REQUIREMENTS:
Provide nothing beyond the count of lines that include the string "text".

[Extracted records]
* * *
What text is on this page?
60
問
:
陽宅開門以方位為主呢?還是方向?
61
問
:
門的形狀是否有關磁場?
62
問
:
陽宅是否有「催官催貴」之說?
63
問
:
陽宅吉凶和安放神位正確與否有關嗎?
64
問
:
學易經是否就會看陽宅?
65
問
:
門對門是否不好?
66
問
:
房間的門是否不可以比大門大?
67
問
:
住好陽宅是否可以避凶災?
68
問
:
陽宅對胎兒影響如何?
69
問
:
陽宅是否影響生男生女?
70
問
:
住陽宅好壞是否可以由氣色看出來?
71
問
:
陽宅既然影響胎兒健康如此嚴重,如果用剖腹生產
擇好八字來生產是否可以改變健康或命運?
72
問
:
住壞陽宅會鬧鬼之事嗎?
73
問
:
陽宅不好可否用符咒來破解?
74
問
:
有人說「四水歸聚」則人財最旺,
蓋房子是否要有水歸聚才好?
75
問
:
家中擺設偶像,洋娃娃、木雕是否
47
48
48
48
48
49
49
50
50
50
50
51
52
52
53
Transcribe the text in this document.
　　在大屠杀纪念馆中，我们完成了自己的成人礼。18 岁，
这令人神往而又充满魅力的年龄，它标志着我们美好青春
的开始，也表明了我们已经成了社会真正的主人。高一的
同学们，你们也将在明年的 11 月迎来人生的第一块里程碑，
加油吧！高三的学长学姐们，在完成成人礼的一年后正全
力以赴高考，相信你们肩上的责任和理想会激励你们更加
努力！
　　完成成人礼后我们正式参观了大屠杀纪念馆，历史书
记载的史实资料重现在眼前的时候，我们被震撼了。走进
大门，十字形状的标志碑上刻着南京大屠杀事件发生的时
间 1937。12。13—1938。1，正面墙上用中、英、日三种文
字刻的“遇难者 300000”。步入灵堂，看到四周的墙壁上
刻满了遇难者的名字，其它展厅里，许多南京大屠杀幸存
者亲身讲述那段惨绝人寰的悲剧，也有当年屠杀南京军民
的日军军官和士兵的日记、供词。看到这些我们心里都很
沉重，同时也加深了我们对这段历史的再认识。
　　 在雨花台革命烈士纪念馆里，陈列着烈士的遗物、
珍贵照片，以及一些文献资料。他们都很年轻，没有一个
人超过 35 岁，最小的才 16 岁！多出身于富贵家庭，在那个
* * *
RESULT BELOW:
2